Required work:
Every line in the listing is to be echoed verbatim.

>> Begin

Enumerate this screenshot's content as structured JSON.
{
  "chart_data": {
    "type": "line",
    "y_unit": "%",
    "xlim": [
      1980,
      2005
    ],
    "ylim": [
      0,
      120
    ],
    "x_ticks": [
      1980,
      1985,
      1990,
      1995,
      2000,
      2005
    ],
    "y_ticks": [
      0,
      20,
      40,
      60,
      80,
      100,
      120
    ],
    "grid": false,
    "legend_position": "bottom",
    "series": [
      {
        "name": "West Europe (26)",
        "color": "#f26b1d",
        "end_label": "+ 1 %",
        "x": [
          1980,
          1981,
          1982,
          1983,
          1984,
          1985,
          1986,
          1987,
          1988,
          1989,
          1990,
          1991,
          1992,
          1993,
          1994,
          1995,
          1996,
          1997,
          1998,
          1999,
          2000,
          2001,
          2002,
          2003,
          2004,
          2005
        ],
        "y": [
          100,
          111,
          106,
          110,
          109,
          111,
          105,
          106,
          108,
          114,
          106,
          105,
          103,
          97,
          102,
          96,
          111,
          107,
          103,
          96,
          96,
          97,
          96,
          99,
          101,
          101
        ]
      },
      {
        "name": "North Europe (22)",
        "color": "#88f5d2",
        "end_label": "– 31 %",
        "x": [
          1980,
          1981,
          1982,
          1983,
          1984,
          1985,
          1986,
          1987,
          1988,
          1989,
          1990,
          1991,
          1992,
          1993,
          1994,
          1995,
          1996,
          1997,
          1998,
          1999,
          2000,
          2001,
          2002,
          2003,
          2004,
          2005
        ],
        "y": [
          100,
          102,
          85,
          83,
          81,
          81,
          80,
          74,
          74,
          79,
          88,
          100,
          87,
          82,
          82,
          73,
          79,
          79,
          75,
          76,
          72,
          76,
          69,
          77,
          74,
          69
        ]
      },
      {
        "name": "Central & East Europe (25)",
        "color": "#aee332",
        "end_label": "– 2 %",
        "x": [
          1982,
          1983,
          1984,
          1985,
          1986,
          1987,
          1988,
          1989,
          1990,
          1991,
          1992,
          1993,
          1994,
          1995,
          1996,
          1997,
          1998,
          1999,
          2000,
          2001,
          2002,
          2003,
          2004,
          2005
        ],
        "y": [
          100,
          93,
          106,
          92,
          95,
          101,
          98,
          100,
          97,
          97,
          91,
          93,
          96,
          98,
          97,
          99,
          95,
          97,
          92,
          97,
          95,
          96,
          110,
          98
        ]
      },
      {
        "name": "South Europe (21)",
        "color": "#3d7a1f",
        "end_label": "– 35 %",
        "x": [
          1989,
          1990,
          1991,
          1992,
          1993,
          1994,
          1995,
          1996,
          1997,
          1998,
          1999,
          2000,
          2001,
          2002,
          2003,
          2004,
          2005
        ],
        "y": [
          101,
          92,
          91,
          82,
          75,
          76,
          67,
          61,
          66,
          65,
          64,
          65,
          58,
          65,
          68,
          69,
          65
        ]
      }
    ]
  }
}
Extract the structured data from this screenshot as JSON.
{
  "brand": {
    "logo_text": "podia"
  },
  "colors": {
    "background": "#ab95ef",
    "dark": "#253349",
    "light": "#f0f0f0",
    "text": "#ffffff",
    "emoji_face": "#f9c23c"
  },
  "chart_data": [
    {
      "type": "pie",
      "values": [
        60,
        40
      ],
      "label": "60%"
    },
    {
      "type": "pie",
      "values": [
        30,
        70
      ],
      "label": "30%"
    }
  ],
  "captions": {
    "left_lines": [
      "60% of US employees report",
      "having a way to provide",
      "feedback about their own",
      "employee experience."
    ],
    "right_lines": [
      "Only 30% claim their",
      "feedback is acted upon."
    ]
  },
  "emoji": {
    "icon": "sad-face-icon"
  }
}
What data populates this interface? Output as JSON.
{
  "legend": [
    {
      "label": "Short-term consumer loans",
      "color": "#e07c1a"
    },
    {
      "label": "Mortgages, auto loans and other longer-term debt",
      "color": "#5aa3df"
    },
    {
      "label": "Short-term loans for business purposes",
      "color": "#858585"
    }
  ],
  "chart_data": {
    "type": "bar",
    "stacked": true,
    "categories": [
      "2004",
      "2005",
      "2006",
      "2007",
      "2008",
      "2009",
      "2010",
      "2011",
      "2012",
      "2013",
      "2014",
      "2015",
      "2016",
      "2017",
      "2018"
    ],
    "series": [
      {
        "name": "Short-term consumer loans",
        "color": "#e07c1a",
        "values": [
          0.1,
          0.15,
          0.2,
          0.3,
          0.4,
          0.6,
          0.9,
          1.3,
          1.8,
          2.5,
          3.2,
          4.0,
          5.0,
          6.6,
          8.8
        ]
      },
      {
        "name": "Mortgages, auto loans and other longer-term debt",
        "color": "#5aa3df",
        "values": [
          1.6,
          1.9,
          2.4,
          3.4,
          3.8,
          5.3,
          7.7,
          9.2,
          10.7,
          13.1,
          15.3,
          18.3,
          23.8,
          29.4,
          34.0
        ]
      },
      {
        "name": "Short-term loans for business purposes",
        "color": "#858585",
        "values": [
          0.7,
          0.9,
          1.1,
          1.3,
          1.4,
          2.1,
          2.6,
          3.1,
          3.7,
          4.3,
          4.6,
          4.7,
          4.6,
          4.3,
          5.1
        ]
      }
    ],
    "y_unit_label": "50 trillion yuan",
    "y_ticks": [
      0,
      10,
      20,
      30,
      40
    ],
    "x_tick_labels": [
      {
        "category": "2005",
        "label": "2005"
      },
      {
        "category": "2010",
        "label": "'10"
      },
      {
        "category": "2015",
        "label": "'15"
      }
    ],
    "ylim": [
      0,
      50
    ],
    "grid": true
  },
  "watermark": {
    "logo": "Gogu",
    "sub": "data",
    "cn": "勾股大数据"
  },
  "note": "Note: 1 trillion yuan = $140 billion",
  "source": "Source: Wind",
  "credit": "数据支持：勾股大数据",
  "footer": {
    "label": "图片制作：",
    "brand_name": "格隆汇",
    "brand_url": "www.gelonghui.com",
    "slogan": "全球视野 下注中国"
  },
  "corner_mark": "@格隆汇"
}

>> End

Response to the exercise:
Enumerate this screenshot's content as structured JSON.
{
  "chart_data": {
    "type": "line",
    "y_unit": "%",
    "xlim": [
      1980,
      2005
    ],
    "ylim": [
      0,
      120
    ],
    "x_ticks": [
      1980,
      1985,
      1990,
      1995,
      2000,
      2005
    ],
    "y_ticks": [
      0,
      20,
      40,
      60,
      80,
      100,
      120
    ],
    "grid": false,
    "legend_position": "bottom",
    "series": [
      {
        "name": "West Europe (26)",
        "color": "#f26b1d",
        "end_label": "+ 1 %",
        "x": [
          1980,
          1981,
          1982,
          1983,
          1984,
          1985,
          1986,
          1987,
          1988,
          1989,
          1990,
          1991,
          1992,
          1993,
          1994,
          1995,
          1996,
          1997,
          1998,
          1999,
          2000,
          2001,
          2002,
          2003,
          2004,
          2005
        ],
        "y": [
          100,
          111,
          106,
          110,
          109,
          111,
          105,
          106,
          108,
          114,
          106,
          105,
          103,
          97,
          102,
          96,
          111,
          107,
          103,
          96,
          96,
          97,
          96,
          99,
          101,
          101
        ]
      },
      {
        "name": "North Europe (22)",
        "color": "#88f5d2",
        "end_label": "– 31 %",
        "x": [
          1980,
          1981,
          1982,
          1983,
          1984,
          1985,
          1986,
          1987,
          1988,
          1989,
          1990,
          1991,
          1992,
          1993,
          1994,
          1995,
          1996,
          1997,
          1998,
          1999,
          2000,
          2001,
          2002,
          2003,
          2004,
          2005
        ],
        "y": [
          100,
          102,
          85,
          83,
          81,
          81,
          80,
          74,
          74,
          79,
          88,
          100,
          87,
          82,
          82,
          73,
          79,
          79,
          75,
          76,
          72,
          76,
          69,
          77,
          74,
          69
        ]
      },
      {
        "name": "Central & East Europe (25)",
        "color": "#aee332",
        "end_label": "– 2 %",
        "x": [
          1982,
          1983,
          1984,
          1985,
          1986,
          1987,
          1988,
          1989,
          1990,
          1991,
          1992,
          1993,
          1994,
          1995,
          1996,
          1997,
          1998,
          1999,
          2000,
          2001,
          2002,
          2003,
          2004,
          2005
        ],
        "y": [
          100,
          93,
          106,
          92,
          95,
          101,
          98,
          100,
          97,
          97,
          91,
          93,
          96,
          98,
          97,
          99,
          95,
          97,
          92,
          97,
          95,
          96,
          110,
          98
        ]
      },
      {
        "name": "South Europe (21)",
        "color": "#3d7a1f",
        "end_label": "– 35 %",
        "x": [
          1989,
          1990,
          1991,
          1992,
          1993,
          1994,
          1995,
          1996,
          1997,
          1998,
          1999,
          2000,
          2001,
          2002,
          2003,
          2004,
          2005
        ],
        "y": [
          101,
          92,
          91,
          82,
          75,
          76,
          67,
          61,
          66,
          65,
          64,
          65,
          58,
          65,
          68,
          69,
          65
        ]
      }
    ]
  }
}
Extract the structured data from this screenshot as JSON.
{
  "brand": {
    "logo_text": "podia"
  },
  "colors": {
    "background": "#ab95ef",
    "dark": "#253349",
    "light": "#f0f0f0",
    "text": "#ffffff",
    "emoji_face": "#f9c23c"
  },
  "chart_data": [
    {
      "type": "pie",
      "values": [
        60,
        40
      ],
      "label": "60%"
    },
    {
      "type": "pie",
      "values": [
        30,
        70
      ],
      "label": "30%"
    }
  ],
  "captions": {
    "left_lines": [
      "60% of US employees report",
      "having a way to provide",
      "feedback about their own",
      "employee experience."
    ],
    "right_lines": [
      "Only 30% claim their",
      "feedback is acted upon."
    ]
  },
  "emoji": {
    "icon": "sad-face-icon"
  }
}
What data populates this interface? Output as JSON.
{
  "legend": [
    {
      "label": "Short-term consumer loans",
      "color": "#e07c1a"
    },
    {
      "label": "Mortgages, auto loans and other longer-term debt",
      "color": "#5aa3df"
    },
    {
      "label": "Short-term loans for business purposes",
      "color": "#858585"
    }
  ],
  "chart_data": {
    "type": "bar",
    "stacked": true,
    "categories": [
      "2004",
      "2005",
      "2006",
      "2007",
      "2008",
      "2009",
      "2010",
      "2011",
      "2012",
      "2013",
      "2014",
      "2015",
      "2016",
      "2017",
      "2018"
    ],
    "series": [
      {
        "name": "Short-term consumer loans",
        "color": "#e07c1a",
        "values": [
          0.1,
          0.15,
          0.2,
          0.3,
          0.4,
          0.6,
          0.9,
          1.3,
          1.8,
          2.5,
          3.2,
          4.0,
          5.0,
          6.6,
          8.8
        ]
      },
      {
        "name": "Mortgages, auto loans and other longer-term debt",
        "color": "#5aa3df",
        "values": [
          1.6,
          1.9,
          2.4,
          3.4,
          3.8,
          5.3,
          7.7,
          9.2,
          10.7,
          13.1,
          15.3,
          18.3,
          23.8,
          29.4,
          34.0
        ]
      },
      {
        "name": "Short-term loans for business purposes",
        "color": "#858585",
        "values": [
          0.7,
          0.9,
          1.1,
          1.3,
          1.4,
          2.1,
          2.6,
          3.1,
          3.7,
          4.3,
          4.6,
          4.7,
          4.6,
          4.3,
          5.1
        ]
      }
    ],
    "y_unit_label": "50 trillion yuan",
    "y_ticks": [
      0,
      10,
      20,
      30,
      40
    ],
    "x_tick_labels": [
      {
        "category": "2005",
        "label": "2005"
      },
      {
        "category": "2010",
        "label": "'10"
      },
      {
        "category": "2015",
        "label": "'15"
      }
    ],
    "ylim": [
      0,
      50
    ],
    "grid": true
  },
  "watermark": {
    "logo": "Gogu",
    "sub": "data",
    "cn": "勾股大数据"
  },
  "note": "Note: 1 trillion yuan = $140 billion",
  "source": "Source: Wind",
  "credit": "数据支持：勾股大数据",
  "footer": {
    "label": "图片制作：",
    "brand_name": "格隆汇",
    "brand_url": "www.gelonghui.com",
    "slogan": "全球视野 下注中国"
  },
  "corner_mark": "@格隆汇"
}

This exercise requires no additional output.